> [Job]:
Starting from the line containing "Parse this screenshot: output", write out the rest of the entries exactly, through the final line, including nothing else.

— start of Records —

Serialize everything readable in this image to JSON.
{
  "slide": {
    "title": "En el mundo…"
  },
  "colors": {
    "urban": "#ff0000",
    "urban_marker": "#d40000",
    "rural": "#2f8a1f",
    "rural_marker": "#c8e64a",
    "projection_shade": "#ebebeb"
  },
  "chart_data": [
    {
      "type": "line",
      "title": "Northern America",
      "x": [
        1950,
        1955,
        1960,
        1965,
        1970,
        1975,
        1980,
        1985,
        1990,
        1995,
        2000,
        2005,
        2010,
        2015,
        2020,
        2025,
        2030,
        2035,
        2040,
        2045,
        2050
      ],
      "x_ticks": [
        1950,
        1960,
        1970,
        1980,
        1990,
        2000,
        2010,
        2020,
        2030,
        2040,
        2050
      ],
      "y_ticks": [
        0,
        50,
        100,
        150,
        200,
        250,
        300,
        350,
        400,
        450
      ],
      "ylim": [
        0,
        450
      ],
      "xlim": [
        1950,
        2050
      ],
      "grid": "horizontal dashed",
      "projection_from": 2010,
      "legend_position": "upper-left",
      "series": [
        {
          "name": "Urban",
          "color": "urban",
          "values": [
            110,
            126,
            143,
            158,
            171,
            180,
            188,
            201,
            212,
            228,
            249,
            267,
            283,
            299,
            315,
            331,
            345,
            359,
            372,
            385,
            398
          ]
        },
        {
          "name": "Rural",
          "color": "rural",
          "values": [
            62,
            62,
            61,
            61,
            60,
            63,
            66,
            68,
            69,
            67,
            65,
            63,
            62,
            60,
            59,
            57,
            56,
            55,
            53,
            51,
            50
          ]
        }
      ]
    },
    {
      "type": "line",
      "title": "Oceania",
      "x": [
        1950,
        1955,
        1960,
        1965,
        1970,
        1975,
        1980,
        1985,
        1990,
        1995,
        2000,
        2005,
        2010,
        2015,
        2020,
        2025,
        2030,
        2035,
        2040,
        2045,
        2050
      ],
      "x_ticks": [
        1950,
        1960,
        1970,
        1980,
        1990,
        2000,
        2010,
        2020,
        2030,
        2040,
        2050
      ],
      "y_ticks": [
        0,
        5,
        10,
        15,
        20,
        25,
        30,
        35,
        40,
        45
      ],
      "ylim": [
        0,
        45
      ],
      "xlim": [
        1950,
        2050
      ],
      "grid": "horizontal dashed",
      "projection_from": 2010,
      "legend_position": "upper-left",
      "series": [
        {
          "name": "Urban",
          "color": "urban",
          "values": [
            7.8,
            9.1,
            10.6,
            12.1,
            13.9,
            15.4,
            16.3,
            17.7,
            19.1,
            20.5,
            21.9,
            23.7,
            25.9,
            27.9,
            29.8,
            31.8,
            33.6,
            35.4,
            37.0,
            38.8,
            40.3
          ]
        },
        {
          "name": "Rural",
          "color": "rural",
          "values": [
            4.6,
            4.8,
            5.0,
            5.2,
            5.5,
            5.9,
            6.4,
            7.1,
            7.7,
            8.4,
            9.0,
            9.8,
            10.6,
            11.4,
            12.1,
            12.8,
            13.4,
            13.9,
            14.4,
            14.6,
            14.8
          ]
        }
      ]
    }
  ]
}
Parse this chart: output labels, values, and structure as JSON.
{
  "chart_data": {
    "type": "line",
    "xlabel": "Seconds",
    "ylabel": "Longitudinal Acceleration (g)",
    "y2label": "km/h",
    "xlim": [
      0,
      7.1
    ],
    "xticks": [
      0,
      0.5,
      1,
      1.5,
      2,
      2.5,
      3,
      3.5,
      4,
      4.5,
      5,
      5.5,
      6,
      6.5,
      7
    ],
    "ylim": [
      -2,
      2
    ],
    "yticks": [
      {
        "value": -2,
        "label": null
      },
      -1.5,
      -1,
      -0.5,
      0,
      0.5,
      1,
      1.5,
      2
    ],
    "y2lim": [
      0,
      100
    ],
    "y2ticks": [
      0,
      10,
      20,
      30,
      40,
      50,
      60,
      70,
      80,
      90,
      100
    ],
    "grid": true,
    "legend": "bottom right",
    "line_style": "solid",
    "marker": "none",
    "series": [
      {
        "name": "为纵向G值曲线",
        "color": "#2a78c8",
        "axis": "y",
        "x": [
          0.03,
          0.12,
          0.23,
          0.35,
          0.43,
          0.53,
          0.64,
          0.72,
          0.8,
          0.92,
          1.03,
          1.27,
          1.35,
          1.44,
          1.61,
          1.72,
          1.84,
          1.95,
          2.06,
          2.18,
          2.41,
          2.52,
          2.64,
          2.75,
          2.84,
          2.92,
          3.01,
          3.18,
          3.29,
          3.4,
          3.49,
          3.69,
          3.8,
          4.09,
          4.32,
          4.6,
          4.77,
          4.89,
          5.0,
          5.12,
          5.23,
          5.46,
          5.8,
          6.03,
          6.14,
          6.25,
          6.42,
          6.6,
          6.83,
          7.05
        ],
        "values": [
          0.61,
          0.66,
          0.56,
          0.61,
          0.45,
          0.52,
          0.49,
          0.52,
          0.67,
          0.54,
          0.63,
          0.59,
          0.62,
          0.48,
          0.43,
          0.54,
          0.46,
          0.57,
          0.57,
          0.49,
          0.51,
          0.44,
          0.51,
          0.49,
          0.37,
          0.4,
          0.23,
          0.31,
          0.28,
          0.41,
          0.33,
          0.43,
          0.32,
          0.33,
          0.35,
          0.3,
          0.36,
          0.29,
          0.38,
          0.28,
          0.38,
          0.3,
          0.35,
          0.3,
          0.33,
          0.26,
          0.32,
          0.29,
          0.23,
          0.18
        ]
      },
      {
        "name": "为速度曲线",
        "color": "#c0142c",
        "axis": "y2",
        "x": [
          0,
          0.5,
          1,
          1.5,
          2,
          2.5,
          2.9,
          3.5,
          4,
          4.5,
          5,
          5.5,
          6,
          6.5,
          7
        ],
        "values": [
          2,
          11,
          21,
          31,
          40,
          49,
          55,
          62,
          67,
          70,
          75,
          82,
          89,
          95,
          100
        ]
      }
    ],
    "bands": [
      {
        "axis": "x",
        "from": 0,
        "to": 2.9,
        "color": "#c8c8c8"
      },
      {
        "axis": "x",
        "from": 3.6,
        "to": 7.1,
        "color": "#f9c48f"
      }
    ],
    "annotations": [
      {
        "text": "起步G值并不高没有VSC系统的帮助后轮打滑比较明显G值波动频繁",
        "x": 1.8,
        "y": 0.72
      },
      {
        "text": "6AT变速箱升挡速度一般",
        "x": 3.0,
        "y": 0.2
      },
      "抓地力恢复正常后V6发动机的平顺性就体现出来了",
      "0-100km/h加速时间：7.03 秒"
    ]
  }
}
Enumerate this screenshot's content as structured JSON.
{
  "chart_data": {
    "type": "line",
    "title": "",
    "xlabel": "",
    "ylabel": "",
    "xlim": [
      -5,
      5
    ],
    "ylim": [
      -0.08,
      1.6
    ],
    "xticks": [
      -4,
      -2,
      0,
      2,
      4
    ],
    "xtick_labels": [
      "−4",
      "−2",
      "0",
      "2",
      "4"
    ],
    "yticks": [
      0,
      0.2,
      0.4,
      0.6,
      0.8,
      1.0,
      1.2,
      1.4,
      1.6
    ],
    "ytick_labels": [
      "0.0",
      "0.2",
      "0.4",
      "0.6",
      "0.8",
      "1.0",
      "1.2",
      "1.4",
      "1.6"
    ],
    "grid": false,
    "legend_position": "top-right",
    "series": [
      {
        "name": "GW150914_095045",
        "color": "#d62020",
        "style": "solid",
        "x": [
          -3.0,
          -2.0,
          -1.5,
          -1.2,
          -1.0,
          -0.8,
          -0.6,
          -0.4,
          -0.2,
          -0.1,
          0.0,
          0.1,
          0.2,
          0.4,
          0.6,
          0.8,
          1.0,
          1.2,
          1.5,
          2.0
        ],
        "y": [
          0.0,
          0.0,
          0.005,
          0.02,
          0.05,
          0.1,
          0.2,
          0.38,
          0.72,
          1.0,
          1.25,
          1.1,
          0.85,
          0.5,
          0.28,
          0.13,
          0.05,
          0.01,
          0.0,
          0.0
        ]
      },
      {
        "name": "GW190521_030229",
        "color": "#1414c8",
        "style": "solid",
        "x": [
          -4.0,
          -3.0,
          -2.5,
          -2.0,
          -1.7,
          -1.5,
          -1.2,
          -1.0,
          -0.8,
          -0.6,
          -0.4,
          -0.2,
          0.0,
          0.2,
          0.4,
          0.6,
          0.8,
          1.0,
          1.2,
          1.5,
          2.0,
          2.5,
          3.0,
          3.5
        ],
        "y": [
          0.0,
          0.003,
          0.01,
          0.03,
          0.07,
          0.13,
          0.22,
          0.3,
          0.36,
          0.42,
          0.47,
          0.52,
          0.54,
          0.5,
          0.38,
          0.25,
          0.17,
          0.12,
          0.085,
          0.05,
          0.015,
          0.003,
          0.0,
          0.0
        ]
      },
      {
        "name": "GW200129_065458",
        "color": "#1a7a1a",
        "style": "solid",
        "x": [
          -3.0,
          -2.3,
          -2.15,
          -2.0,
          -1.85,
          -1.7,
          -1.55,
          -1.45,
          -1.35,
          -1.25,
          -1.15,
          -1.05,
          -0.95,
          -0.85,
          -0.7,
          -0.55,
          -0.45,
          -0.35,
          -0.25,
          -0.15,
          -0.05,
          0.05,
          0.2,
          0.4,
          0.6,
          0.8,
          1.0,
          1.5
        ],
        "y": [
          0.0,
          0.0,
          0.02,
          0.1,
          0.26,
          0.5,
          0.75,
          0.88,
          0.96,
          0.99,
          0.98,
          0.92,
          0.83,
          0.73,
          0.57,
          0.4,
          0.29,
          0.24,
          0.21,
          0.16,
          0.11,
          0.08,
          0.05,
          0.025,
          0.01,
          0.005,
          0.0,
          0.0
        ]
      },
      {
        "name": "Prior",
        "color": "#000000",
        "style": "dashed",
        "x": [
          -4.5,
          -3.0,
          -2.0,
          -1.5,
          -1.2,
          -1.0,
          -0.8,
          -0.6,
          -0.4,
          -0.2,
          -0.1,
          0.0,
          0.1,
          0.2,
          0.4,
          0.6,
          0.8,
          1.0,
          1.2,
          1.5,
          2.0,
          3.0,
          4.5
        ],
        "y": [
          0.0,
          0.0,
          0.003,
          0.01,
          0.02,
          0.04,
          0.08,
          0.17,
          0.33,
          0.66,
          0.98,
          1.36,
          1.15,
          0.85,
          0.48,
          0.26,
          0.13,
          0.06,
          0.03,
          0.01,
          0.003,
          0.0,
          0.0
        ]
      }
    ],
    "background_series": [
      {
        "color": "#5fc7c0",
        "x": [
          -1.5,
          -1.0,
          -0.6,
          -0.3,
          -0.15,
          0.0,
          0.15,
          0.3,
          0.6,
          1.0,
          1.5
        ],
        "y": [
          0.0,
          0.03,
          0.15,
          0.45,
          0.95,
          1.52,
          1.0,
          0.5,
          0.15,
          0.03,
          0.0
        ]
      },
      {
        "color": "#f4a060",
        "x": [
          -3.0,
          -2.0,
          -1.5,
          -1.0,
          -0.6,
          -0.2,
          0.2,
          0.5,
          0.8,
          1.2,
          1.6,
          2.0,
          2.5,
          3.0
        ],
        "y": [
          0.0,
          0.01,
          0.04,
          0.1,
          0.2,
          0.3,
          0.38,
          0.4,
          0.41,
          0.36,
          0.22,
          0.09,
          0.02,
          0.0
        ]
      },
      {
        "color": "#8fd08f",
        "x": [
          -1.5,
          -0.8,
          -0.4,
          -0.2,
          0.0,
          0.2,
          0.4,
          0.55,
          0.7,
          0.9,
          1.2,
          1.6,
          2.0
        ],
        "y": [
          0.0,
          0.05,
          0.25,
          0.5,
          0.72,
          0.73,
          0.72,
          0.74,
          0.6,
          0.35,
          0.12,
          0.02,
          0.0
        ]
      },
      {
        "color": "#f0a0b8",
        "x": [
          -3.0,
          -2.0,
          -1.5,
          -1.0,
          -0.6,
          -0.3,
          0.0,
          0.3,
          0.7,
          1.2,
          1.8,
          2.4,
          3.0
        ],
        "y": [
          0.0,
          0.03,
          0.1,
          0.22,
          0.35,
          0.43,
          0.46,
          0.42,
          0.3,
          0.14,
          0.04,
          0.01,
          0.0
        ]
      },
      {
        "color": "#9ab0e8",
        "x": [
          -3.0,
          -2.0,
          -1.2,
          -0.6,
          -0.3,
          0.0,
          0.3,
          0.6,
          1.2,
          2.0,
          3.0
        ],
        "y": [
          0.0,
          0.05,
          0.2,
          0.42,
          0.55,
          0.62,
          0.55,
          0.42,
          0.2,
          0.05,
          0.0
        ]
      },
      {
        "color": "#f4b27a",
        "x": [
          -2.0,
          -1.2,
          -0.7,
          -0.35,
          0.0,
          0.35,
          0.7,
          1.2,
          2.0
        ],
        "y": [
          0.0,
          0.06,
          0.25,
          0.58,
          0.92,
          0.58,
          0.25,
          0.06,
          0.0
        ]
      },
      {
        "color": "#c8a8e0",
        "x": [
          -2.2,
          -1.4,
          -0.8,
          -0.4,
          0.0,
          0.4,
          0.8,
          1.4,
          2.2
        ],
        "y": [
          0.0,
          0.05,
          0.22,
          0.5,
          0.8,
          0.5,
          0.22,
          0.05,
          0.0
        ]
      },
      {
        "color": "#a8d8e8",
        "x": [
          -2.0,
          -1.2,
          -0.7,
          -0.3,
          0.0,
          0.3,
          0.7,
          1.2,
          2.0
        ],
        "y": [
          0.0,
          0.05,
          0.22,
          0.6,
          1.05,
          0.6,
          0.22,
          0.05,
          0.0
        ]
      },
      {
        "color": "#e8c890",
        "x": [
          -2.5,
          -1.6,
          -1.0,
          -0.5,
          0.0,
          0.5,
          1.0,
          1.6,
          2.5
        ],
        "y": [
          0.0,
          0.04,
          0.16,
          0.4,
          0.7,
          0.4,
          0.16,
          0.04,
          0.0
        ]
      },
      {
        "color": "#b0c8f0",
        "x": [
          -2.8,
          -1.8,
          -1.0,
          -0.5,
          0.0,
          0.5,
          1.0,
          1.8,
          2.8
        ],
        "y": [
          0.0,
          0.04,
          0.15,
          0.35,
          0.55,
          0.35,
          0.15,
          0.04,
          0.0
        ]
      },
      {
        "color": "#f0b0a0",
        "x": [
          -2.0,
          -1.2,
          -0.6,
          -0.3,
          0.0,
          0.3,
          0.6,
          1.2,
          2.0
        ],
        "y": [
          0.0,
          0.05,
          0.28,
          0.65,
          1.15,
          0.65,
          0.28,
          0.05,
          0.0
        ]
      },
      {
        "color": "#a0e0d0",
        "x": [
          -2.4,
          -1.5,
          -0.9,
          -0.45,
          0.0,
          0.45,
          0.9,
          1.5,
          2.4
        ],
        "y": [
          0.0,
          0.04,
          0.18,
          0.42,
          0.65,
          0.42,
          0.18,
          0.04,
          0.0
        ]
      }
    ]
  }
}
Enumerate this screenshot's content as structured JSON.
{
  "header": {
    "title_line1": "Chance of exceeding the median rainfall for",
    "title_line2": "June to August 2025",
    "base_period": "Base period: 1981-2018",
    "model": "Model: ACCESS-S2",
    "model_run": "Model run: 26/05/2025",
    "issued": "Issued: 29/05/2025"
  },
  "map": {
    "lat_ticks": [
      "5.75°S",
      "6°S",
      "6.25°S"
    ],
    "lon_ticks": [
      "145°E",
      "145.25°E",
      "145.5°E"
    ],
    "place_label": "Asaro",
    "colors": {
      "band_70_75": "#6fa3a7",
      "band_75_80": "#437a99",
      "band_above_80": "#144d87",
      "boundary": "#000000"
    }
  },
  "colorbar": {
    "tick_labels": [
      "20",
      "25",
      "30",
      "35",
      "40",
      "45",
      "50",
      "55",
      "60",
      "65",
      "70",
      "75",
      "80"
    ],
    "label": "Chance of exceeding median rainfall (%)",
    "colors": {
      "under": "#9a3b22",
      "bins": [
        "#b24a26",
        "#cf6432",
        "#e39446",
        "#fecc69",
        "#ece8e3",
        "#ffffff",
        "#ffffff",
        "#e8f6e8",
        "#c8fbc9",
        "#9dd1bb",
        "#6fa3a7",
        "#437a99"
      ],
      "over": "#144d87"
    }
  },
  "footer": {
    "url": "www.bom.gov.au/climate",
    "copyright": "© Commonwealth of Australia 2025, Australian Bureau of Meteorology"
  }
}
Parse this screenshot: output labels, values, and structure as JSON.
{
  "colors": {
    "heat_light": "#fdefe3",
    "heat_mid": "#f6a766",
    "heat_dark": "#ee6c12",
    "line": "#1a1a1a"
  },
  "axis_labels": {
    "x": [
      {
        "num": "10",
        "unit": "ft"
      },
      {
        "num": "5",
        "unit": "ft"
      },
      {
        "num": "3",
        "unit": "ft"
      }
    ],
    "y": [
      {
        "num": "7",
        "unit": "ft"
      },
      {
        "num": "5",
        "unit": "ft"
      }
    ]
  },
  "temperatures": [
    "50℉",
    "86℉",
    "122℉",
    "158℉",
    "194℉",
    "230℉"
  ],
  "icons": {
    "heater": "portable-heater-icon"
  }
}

— end of Records —

> [Exercise solution]:
Parse this screenshot: output labels, values, and structure as JSON.
{
  "colors": {
    "heat_light": "#fdefe3",
    "heat_mid": "#f6a766",
    "heat_dark": "#ee6c12",
    "line": "#1a1a1a"
  },
  "axis_labels": {
    "x": [
      {
        "num": "10",
        "unit": "ft"
      },
      {
        "num": "5",
        "unit": "ft"
      },
      {
        "num": "3",
        "unit": "ft"
      }
    ],
    "y": [
      {
        "num": "7",
        "unit": "ft"
      },
      {
        "num": "5",
        "unit": "ft"
      }
    ]
  },
  "temperatures": [
    "50℉",
    "86℉",
    "122℉",
    "158℉",
    "194℉",
    "230℉"
  ],
  "icons": {
    "heater": "portable-heater-icon"
  }
}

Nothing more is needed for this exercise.